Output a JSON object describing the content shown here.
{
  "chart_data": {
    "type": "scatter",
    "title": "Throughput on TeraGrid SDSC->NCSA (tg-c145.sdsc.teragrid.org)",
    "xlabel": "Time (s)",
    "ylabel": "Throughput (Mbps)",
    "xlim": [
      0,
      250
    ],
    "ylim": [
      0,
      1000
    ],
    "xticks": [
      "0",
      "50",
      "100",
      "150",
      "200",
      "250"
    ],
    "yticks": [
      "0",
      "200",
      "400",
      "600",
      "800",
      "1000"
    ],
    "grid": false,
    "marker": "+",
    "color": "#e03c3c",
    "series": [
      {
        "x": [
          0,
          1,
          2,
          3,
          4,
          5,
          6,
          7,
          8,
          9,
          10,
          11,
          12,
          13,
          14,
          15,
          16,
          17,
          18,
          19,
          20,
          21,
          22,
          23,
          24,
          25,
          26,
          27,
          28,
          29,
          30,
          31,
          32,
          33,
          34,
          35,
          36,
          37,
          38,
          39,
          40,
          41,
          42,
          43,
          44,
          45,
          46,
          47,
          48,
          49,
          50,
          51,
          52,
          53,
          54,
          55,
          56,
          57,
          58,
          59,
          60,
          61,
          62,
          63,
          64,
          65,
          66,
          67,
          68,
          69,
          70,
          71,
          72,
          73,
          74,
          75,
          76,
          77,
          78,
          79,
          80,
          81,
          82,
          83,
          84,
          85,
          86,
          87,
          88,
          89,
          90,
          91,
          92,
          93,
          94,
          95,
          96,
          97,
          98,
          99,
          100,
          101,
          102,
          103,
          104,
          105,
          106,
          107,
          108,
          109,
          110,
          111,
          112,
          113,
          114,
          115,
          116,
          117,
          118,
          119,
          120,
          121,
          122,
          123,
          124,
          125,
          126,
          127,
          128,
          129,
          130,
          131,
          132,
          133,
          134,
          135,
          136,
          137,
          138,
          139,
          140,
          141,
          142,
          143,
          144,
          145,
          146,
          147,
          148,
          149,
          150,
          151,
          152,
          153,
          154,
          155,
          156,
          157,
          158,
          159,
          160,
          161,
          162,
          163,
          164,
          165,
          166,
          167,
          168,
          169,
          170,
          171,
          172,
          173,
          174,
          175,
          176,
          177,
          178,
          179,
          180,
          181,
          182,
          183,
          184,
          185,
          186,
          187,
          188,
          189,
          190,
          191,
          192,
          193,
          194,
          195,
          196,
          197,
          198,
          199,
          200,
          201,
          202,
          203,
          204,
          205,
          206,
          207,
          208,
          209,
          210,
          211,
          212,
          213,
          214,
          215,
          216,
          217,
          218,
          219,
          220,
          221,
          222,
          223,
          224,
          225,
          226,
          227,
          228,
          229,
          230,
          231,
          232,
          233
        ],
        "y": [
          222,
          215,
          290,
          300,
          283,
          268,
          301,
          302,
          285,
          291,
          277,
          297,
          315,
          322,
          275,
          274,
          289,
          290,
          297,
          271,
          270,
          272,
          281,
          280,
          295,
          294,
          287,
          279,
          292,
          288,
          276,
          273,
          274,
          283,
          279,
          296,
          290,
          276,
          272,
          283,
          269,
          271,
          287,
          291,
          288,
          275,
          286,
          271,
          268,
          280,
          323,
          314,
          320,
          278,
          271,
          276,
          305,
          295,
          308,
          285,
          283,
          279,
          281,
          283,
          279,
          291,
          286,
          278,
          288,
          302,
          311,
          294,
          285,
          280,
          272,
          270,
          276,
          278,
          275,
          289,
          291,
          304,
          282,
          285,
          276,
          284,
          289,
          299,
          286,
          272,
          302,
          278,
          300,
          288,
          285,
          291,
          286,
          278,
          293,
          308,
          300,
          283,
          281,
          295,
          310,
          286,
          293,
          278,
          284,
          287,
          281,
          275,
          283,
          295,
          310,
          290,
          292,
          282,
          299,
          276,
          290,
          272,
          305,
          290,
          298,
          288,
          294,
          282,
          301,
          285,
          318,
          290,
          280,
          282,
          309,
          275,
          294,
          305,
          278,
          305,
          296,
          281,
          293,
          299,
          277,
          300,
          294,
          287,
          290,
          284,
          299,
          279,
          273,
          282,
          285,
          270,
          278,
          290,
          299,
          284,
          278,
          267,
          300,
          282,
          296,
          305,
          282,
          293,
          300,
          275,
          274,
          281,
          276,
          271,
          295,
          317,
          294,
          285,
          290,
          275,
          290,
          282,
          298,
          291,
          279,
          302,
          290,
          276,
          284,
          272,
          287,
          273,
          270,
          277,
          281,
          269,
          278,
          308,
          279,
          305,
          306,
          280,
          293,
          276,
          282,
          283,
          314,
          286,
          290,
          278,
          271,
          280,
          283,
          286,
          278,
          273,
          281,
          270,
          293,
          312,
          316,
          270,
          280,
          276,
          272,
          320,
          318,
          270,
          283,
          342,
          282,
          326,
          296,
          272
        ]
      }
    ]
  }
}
# # # # #
Short problem:
Retype the listing. Match it exactly.

The response:
Output a JSON object describing the content shown here.
{
  "chart_data": {
    "type": "scatter",
    "title": "Throughput on TeraGrid SDSC->NCSA (tg-c145.sdsc.teragrid.org)",
    "xlabel": "Time (s)",
    "ylabel": "Throughput (Mbps)",
    "xlim": [
      0,
      250
    ],
    "ylim": [
      0,
      1000
    ],
    "xticks": [
      "0",
      "50",
      "100",
      "150",
      "200",
      "250"
    ],
    "yticks": [
      "0",
      "200",
      "400",
      "600",
      "800",
      "1000"
    ],
    "grid": false,
    "marker": "+",
    "color": "#e03c3c",
    "series": [
      {
        "x": [
          0,
          1,
          2,
          3,
          4,
          5,
          6,
          7,
          8,
          9,
          10,
          11,
          12,
          13,
          14,
          15,
          16,
          17,
          18,
          19,
          20,
          21,
          22,
          23,
          24,
          25,
          26,
          27,
          28,
          29,
          30,
          31,
          32,
          33,
          34,
          35,
          36,
          37,
          38,
          39,
          40,
          41,
          42,
          43,
          44,
          45,
          46,
          47,
          48,
          49,
          50,
          51,
          52,
          53,
          54,
          55,
          56,
          57,
          58,
          59,
          60,
          61,
          62,
          63,
          64,
          65,
          66,
          67,
          68,
          69,
          70,
          71,
          72,
          73,
          74,
          75,
          76,
          77,
          78,
          79,
          80,
          81,
          82,
          83,
          84,
          85,
          86,
          87,
          88,
          89,
          90,
          91,
          92,
          93,
          94,
          95,
          96,
          97,
          98,
          99,
          100,
          101,
          102,
          103,
          104,
          105,
          106,
          107,
          108,
          109,
          110,
          111,
          112,
          113,
          114,
          115,
          116,
          117,
          118,
          119,
          120,
          121,
          122,
          123,
          124,
          125,
          126,
          127,
          128,
          129,
          130,
          131,
          132,
          133,
          134,
          135,
          136,
          137,
          138,
          139,
          140,
          141,
          142,
          143,
          144,
          145,
          146,
          147,
          148,
          149,
          150,
          151,
          152,
          153,
          154,
          155,
          156,
          157,
          158,
          159,
          160,
          161,
          162,
          163,
          164,
          165,
          166,
          167,
          168,
          169,
          170,
          171,
          172,
          173,
          174,
          175,
          176,
          177,
          178,
          179,
          180,
          181,
          182,
          183,
          184,
          185,
          186,
          187,
          188,
          189,
          190,
          191,
          192,
          193,
          194,
          195,
          196,
          197,
          198,
          199,
          200,
          201,
          202,
          203,
          204,
          205,
          206,
          207,
          208,
          209,
          210,
          211,
          212,
          213,
          214,
          215,
          216,
          217,
          218,
          219,
          220,
          221,
          222,
          223,
          224,
          225,
          226,
          227,
          228,
          229,
          230,
          231,
          232,
          233
        ],
        "y": [
          222,
          215,
          290,
          300,
          283,
          268,
          301,
          302,
          285,
          291,
          277,
          297,
          315,
          322,
          275,
          274,
          289,
          290,
          297,
          271,
          270,
          272,
          281,
          280,
          295,
          294,
          287,
          279,
          292,
          288,
          276,
          273,
          274,
          283,
          279,
          296,
          290,
          276,
          272,
          283,
          269,
          271,
          287,
          291,
          288,
          275,
          286,
          271,
          268,
          280,
          323,
          314,
          320,
          278,
          271,
          276,
          305,
          295,
          308,
          285,
          283,
          279,
          281,
          283,
          279,
          291,
          286,
          278,
          288,
          302,
          311,
          294,
          285,
          280,
          272,
          270,
          276,
          278,
          275,
          289,
          291,
          304,
          282,
          285,
          276,
          284,
          289,
          299,
          286,
          272,
          302,
          278,
          300,
          288,
          285,
          291,
          286,
          278,
          293,
          308,
          300,
          283,
          281,
          295,
          310,
          286,
          293,
          278,
          284,
          287,
          281,
          275,
          283,
          295,
          310,
          290,
          292,
          282,
          299,
          276,
          290,
          272,
          305,
          290,
          298,
          288,
          294,
          282,
          301,
          285,
          318,
          290,
          280,
          282,
          309,
          275,
          294,
          305,
          278,
          305,
          296,
          281,
          293,
          299,
          277,
          300,
          294,
          287,
          290,
          284,
          299,
          279,
          273,
          282,
          285,
          270,
          278,
          290,
          299,
          284,
          278,
          267,
          300,
          282,
          296,
          305,
          282,
          293,
          300,
          275,
          274,
          281,
          276,
          271,
          295,
          317,
          294,
          285,
          290,
          275,
          290,
          282,
          298,
          291,
          279,
          302,
          290,
          276,
          284,
          272,
          287,
          273,
          270,
          277,
          281,
          269,
          278,
          308,
          279,
          305,
          306,
          280,
          293,
          276,
          282,
          283,
          314,
          286,
          290,
          278,
          271,
          280,
          283,
          286,
          278,
          273,
          281,
          270,
          293,
          312,
          316,
          270,
          280,
          276,
          272,
          320,
          318,
          270,
          283,
          342,
          282,
          326,
          296,
          272
        ]
      }
    ]
  }
}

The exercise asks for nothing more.